Lines of data
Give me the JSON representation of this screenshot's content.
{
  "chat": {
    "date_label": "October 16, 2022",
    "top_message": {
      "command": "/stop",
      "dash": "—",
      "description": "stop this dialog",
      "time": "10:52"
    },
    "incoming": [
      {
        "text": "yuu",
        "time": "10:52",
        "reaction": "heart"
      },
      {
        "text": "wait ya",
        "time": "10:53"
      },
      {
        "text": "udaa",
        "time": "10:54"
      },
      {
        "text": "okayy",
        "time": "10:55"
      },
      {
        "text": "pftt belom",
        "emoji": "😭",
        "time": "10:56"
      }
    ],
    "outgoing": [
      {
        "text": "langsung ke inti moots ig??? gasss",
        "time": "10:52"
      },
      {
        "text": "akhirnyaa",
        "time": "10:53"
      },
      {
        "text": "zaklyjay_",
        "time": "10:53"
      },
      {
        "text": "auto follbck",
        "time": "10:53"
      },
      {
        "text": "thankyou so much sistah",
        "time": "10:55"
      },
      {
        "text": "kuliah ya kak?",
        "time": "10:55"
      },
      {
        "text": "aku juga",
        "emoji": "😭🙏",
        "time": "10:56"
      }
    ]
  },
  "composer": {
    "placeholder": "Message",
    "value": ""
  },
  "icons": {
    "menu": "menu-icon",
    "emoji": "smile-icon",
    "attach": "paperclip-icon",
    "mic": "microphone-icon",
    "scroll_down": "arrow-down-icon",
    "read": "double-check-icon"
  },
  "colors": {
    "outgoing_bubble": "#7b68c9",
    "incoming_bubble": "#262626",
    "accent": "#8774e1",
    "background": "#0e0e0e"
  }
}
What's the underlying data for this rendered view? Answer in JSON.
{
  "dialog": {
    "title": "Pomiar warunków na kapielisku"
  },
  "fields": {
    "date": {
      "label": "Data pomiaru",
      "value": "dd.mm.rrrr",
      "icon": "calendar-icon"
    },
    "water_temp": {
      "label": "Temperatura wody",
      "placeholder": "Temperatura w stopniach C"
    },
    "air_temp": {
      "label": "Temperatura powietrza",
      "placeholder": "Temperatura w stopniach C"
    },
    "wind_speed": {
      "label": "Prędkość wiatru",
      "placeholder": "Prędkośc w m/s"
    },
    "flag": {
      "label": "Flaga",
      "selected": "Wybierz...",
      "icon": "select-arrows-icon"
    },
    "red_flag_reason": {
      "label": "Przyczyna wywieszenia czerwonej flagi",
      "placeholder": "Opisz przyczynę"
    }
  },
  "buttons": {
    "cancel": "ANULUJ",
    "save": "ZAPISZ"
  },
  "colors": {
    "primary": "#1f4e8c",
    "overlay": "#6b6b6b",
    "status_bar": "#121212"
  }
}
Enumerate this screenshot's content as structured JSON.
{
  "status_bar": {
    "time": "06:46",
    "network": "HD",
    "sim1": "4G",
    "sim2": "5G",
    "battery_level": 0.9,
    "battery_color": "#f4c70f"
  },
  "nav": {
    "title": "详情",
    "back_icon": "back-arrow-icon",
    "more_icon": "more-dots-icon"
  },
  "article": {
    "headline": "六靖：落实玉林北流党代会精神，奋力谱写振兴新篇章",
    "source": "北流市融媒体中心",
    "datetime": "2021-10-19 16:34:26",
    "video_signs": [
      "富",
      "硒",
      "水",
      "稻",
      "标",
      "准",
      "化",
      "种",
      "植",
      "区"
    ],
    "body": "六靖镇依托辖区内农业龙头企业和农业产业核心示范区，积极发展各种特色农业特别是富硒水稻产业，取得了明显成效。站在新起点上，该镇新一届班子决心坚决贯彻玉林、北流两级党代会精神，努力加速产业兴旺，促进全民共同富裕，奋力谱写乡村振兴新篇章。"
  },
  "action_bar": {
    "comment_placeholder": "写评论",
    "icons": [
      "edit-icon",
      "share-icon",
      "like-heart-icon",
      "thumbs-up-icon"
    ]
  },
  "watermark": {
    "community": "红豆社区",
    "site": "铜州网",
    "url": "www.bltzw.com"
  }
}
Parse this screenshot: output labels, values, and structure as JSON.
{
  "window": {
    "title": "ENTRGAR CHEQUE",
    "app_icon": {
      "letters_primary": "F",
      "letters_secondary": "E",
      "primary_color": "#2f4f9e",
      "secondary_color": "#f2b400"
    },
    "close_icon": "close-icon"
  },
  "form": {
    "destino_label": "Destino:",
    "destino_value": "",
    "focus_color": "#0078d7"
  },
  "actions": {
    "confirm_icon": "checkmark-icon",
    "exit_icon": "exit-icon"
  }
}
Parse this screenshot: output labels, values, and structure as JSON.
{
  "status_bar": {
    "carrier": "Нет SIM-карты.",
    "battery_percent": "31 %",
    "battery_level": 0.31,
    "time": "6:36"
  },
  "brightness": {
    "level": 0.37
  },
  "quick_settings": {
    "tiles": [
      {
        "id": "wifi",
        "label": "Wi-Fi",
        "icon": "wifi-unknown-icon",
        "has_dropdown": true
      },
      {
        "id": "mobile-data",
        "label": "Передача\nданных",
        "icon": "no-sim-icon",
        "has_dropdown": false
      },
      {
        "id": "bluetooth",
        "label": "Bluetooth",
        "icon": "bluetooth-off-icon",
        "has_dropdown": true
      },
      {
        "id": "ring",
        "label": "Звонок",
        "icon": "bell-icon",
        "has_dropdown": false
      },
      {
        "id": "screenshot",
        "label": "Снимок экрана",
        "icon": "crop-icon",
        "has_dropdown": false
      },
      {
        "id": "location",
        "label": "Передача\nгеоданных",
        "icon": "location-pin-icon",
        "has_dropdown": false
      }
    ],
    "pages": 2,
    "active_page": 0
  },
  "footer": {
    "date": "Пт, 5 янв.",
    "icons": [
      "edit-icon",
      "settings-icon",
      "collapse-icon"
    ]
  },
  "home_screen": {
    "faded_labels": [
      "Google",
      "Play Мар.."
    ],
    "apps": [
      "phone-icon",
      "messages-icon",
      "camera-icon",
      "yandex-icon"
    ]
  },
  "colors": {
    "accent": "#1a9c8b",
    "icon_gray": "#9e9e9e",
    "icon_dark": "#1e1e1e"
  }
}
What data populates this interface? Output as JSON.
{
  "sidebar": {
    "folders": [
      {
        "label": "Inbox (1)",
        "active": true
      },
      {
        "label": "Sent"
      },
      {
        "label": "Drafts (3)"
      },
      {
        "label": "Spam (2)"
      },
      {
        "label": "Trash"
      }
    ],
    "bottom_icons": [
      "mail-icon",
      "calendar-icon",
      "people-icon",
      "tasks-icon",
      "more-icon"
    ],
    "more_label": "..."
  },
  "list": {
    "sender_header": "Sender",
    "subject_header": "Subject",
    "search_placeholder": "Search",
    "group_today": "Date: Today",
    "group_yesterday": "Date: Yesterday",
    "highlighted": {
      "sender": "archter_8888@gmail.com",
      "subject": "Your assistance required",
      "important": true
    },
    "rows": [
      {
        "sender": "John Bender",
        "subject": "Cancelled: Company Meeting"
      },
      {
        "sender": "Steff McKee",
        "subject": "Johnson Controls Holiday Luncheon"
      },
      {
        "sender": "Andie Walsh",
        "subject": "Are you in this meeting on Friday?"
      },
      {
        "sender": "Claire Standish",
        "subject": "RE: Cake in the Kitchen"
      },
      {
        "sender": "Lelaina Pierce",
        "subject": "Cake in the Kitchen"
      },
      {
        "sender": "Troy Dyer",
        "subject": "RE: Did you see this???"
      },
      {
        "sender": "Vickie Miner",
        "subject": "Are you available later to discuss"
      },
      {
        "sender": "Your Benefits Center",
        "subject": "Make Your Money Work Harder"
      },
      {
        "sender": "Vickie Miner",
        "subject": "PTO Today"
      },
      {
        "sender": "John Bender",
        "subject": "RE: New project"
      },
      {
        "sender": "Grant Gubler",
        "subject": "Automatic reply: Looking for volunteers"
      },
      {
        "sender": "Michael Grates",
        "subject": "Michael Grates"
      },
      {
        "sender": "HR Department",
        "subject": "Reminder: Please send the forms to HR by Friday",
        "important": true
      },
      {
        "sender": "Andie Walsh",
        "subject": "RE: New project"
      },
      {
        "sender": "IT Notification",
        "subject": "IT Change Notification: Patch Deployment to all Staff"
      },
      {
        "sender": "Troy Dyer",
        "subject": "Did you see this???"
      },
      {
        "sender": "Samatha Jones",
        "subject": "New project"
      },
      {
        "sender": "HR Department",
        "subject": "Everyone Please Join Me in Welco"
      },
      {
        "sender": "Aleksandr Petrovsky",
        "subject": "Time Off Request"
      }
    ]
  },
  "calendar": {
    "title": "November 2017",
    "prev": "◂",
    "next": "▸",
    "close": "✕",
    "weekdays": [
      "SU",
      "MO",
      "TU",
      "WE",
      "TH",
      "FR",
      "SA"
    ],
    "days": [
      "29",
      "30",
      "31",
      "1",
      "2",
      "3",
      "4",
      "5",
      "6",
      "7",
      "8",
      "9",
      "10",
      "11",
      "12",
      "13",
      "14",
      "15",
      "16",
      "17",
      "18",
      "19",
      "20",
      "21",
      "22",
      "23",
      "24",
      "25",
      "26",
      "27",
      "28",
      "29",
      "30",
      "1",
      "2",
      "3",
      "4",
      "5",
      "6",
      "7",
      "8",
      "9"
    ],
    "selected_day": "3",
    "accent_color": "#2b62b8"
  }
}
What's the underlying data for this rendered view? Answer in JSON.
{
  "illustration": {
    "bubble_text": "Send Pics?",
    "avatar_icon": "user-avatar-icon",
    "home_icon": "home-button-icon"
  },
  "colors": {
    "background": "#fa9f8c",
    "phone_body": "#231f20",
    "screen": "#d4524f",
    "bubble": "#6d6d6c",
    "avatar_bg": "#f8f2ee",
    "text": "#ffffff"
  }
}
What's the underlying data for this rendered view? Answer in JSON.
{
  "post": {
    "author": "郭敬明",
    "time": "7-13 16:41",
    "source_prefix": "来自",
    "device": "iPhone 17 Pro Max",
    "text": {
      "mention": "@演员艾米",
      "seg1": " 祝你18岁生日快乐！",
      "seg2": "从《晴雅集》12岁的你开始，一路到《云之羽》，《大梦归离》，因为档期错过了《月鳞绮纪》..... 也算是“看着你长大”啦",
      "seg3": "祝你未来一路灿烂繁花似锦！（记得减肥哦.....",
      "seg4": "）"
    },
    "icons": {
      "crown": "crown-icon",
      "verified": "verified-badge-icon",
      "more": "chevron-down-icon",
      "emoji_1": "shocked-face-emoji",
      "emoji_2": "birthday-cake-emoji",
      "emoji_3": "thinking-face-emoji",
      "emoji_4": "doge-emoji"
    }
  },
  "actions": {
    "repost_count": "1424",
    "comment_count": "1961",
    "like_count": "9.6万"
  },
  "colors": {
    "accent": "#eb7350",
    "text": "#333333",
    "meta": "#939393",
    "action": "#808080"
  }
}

JOB:
List all lines where "title" occurs.

CORRECT ANSWER:
    "title": "Pomiar warunków na kapielisku"
    "title": "详情",
    "title": "ENTRGAR CHEQUE",
    "title": "November 2017",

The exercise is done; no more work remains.